Write the data out again in full, with no departure from the original.

* Start Provided records *

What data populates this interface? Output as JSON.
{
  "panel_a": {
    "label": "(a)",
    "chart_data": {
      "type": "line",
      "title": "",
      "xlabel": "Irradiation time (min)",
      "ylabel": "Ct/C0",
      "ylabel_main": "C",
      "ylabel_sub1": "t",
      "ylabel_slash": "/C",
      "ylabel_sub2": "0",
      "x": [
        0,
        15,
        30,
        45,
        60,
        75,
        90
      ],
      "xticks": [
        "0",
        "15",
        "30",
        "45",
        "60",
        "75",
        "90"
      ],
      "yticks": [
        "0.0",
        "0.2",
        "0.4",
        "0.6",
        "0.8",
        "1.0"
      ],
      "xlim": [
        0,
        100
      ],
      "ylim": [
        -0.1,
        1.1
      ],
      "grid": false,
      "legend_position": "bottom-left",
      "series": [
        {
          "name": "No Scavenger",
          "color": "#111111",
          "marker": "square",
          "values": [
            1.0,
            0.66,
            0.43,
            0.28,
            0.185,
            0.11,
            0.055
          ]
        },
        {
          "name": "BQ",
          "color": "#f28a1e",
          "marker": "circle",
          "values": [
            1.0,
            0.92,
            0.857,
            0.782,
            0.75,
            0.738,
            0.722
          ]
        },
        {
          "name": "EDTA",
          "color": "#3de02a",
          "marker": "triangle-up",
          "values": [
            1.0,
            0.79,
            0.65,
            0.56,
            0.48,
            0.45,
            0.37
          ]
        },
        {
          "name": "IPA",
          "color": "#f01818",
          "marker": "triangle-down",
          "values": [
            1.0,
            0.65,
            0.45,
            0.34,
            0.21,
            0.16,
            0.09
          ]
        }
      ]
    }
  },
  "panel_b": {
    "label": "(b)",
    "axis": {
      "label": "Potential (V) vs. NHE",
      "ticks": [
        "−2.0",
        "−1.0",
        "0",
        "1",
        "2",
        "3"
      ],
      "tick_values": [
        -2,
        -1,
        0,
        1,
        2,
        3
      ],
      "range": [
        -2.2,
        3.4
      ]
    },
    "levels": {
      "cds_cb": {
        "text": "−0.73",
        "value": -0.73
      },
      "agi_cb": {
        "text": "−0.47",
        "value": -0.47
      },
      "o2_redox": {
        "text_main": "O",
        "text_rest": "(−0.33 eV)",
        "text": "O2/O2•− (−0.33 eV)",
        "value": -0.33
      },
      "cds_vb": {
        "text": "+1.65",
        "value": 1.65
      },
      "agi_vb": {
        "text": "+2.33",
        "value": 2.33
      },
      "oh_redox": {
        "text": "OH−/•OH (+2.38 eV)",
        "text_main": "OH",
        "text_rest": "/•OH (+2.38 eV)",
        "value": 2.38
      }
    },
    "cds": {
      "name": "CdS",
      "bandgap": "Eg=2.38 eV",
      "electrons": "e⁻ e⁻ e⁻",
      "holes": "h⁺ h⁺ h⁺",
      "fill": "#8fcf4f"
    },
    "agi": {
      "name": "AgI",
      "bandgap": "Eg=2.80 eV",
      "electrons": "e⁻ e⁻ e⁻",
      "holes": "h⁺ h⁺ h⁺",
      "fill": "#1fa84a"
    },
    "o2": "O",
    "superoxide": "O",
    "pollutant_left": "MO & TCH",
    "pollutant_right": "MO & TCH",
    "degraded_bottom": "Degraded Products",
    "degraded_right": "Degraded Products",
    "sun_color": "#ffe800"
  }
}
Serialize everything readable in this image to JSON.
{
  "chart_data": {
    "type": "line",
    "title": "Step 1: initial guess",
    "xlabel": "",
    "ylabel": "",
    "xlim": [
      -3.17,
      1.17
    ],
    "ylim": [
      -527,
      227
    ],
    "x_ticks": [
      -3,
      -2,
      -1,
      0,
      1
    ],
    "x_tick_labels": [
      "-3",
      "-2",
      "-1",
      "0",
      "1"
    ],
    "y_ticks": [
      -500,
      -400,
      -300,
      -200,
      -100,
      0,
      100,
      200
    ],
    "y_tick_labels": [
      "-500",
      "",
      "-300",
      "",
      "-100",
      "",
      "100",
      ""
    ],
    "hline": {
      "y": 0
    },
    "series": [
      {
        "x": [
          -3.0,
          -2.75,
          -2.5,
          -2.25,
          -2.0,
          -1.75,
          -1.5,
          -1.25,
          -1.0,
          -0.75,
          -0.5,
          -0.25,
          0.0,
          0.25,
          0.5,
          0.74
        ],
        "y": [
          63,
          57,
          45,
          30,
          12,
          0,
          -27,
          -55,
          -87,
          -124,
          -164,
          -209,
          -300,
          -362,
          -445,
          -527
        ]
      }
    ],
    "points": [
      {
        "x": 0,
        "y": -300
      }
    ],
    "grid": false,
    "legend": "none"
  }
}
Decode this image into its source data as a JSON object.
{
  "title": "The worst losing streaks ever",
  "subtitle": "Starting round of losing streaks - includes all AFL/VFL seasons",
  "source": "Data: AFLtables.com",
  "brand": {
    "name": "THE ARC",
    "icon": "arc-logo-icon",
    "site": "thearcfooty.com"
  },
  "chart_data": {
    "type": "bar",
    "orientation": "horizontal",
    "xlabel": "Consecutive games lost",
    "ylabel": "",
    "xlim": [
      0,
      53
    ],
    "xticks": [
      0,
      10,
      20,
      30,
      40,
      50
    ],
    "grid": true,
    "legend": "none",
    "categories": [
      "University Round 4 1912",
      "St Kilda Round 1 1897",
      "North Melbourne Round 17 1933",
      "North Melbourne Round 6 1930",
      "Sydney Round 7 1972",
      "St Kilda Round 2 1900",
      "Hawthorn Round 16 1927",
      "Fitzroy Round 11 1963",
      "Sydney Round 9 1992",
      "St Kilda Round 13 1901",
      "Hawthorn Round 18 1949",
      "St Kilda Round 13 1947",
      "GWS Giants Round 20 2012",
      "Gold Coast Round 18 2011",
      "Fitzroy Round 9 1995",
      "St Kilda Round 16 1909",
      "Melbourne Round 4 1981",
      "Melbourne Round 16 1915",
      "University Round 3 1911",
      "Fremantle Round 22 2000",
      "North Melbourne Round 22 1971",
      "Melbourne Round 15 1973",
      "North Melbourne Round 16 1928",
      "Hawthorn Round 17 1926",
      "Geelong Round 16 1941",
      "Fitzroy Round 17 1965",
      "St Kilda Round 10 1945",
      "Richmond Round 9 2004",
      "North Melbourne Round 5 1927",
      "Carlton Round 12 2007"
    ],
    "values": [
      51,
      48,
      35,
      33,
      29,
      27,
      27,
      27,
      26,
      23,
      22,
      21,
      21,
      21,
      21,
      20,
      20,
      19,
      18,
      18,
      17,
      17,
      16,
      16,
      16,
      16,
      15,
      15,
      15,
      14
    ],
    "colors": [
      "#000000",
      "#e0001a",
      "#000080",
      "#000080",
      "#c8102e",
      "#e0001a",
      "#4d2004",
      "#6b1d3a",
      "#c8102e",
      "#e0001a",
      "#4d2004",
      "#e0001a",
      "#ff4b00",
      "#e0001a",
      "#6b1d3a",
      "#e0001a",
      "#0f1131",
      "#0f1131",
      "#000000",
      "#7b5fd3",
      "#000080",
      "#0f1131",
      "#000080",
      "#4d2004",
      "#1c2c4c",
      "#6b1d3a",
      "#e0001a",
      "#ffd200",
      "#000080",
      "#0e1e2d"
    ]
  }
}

* End Provided records *

*Exercise result*:
What data populates this interface? Output as JSON.
{
  "panel_a": {
    "label": "(a)",
    "chart_data": {
      "type": "line",
      "title": "",
      "xlabel": "Irradiation time (min)",
      "ylabel": "Ct/C0",
      "ylabel_main": "C",
      "ylabel_sub1": "t",
      "ylabel_slash": "/C",
      "ylabel_sub2": "0",
      "x": [
        0,
        15,
        30,
        45,
        60,
        75,
        90
      ],
      "xticks": [
        "0",
        "15",
        "30",
        "45",
        "60",
        "75",
        "90"
      ],
      "yticks": [
        "0.0",
        "0.2",
        "0.4",
        "0.6",
        "0.8",
        "1.0"
      ],
      "xlim": [
        0,
        100
      ],
      "ylim": [
        -0.1,
        1.1
      ],
      "grid": false,
      "legend_position": "bottom-left",
      "series": [
        {
          "name": "No Scavenger",
          "color": "#111111",
          "marker": "square",
          "values": [
            1.0,
            0.66,
            0.43,
            0.28,
            0.185,
            0.11,
            0.055
          ]
        },
        {
          "name": "BQ",
          "color": "#f28a1e",
          "marker": "circle",
          "values": [
            1.0,
            0.92,
            0.857,
            0.782,
            0.75,
            0.738,
            0.722
          ]
        },
        {
          "name": "EDTA",
          "color": "#3de02a",
          "marker": "triangle-up",
          "values": [
            1.0,
            0.79,
            0.65,
            0.56,
            0.48,
            0.45,
            0.37
          ]
        },
        {
          "name": "IPA",
          "color": "#f01818",
          "marker": "triangle-down",
          "values": [
            1.0,
            0.65,
            0.45,
            0.34,
            0.21,
            0.16,
            0.09
          ]
        }
      ]
    }
  },
  "panel_b": {
    "label": "(b)",
    "axis": {
      "label": "Potential (V) vs. NHE",
      "ticks": [
        "−2.0",
        "−1.0",
        "0",
        "1",
        "2",
        "3"
      ],
      "tick_values": [
        -2,
        -1,
        0,
        1,
        2,
        3
      ],
      "range": [
        -2.2,
        3.4
      ]
    },
    "levels": {
      "cds_cb": {
        "text": "−0.73",
        "value": -0.73
      },
      "agi_cb": {
        "text": "−0.47",
        "value": -0.47
      },
      "o2_redox": {
        "text_main": "O",
        "text_rest": "(−0.33 eV)",
        "text": "O2/O2•− (−0.33 eV)",
        "value": -0.33
      },
      "cds_vb": {
        "text": "+1.65",
        "value": 1.65
      },
      "agi_vb": {
        "text": "+2.33",
        "value": 2.33
      },
      "oh_redox": {
        "text": "OH−/•OH (+2.38 eV)",
        "text_main": "OH",
        "text_rest": "/•OH (+2.38 eV)",
        "value": 2.38
      }
    },
    "cds": {
      "name": "CdS",
      "bandgap": "Eg=2.38 eV",
      "electrons": "e⁻ e⁻ e⁻",
      "holes": "h⁺ h⁺ h⁺",
      "fill": "#8fcf4f"
    },
    "agi": {
      "name": "AgI",
      "bandgap": "Eg=2.80 eV",
      "electrons": "e⁻ e⁻ e⁻",
      "holes": "h⁺ h⁺ h⁺",
      "fill": "#1fa84a"
    },
    "o2": "O",
    "superoxide": "O",
    "pollutant_left": "MO & TCH",
    "pollutant_right": "MO & TCH",
    "degraded_bottom": "Degraded Products",
    "degraded_right": "Degraded Products",
    "sun_color": "#ffe800"
  }
}
Serialize everything readable in this image to JSON.
{
  "chart_data": {
    "type": "line",
    "title": "Step 1: initial guess",
    "xlabel": "",
    "ylabel": "",
    "xlim": [
      -3.17,
      1.17
    ],
    "ylim": [
      -527,
      227
    ],
    "x_ticks": [
      -3,
      -2,
      -1,
      0,
      1
    ],
    "x_tick_labels": [
      "-3",
      "-2",
      "-1",
      "0",
      "1"
    ],
    "y_ticks": [
      -500,
      -400,
      -300,
      -200,
      -100,
      0,
      100,
      200
    ],
    "y_tick_labels": [
      "-500",
      "",
      "-300",
      "",
      "-100",
      "",
      "100",
      ""
    ],
    "hline": {
      "y": 0
    },
    "series": [
      {
        "x": [
          -3.0,
          -2.75,
          -2.5,
          -2.25,
          -2.0,
          -1.75,
          -1.5,
          -1.25,
          -1.0,
          -0.75,
          -0.5,
          -0.25,
          0.0,
          0.25,
          0.5,
          0.74
        ],
        "y": [
          63,
          57,
          45,
          30,
          12,
          0,
          -27,
          -55,
          -87,
          -124,
          -164,
          -209,
          -300,
          -362,
          -445,
          -527
        ]
      }
    ],
    "points": [
      {
        "x": 0,
        "y": -300
      }
    ],
    "grid": false,
    "legend": "none"
  }
}
Decode this image into its source data as a JSON object.
{
  "title": "The worst losing streaks ever",
  "subtitle": "Starting round of losing streaks - includes all AFL/VFL seasons",
  "source": "Data: AFLtables.com",
  "brand": {
    "name": "THE ARC",
    "icon": "arc-logo-icon",
    "site": "thearcfooty.com"
  },
  "chart_data": {
    "type": "bar",
    "orientation": "horizontal",
    "xlabel": "Consecutive games lost",
    "ylabel": "",
    "xlim": [
      0,
      53
    ],
    "xticks": [
      0,
      10,
      20,
      30,
      40,
      50
    ],
    "grid": true,
    "legend": "none",
    "categories": [
      "University Round 4 1912",
      "St Kilda Round 1 1897",
      "North Melbourne Round 17 1933",
      "North Melbourne Round 6 1930",
      "Sydney Round 7 1972",
      "St Kilda Round 2 1900",
      "Hawthorn Round 16 1927",
      "Fitzroy Round 11 1963",
      "Sydney Round 9 1992",
      "St Kilda Round 13 1901",
      "Hawthorn Round 18 1949",
      "St Kilda Round 13 1947",
      "GWS Giants Round 20 2012",
      "Gold Coast Round 18 2011",
      "Fitzroy Round 9 1995",
      "St Kilda Round 16 1909",
      "Melbourne Round 4 1981",
      "Melbourne Round 16 1915",
      "University Round 3 1911",
      "Fremantle Round 22 2000",
      "North Melbourne Round 22 1971",
      "Melbourne Round 15 1973",
      "North Melbourne Round 16 1928",
      "Hawthorn Round 17 1926",
      "Geelong Round 16 1941",
      "Fitzroy Round 17 1965",
      "St Kilda Round 10 1945",
      "Richmond Round 9 2004",
      "North Melbourne Round 5 1927",
      "Carlton Round 12 2007"
    ],
    "values": [
      51,
      48,
      35,
      33,
      29,
      27,
      27,
      27,
      26,
      23,
      22,
      21,
      21,
      21,
      21,
      20,
      20,
      19,
      18,
      18,
      17,
      17,
      16,
      16,
      16,
      16,
      15,
      15,
      15,
      14
    ],
    "colors": [
      "#000000",
      "#e0001a",
      "#000080",
      "#000080",
      "#c8102e",
      "#e0001a",
      "#4d2004",
      "#6b1d3a",
      "#c8102e",
      "#e0001a",
      "#4d2004",
      "#e0001a",
      "#ff4b00",
      "#e0001a",
      "#6b1d3a",
      "#e0001a",
      "#0f1131",
      "#0f1131",
      "#000000",
      "#7b5fd3",
      "#000080",
      "#0f1131",
      "#000080",
      "#4d2004",
      "#1c2c4c",
      "#6b1d3a",
      "#e0001a",
      "#ffd200",
      "#000080",
      "#0e1e2d"
    ]
  }
}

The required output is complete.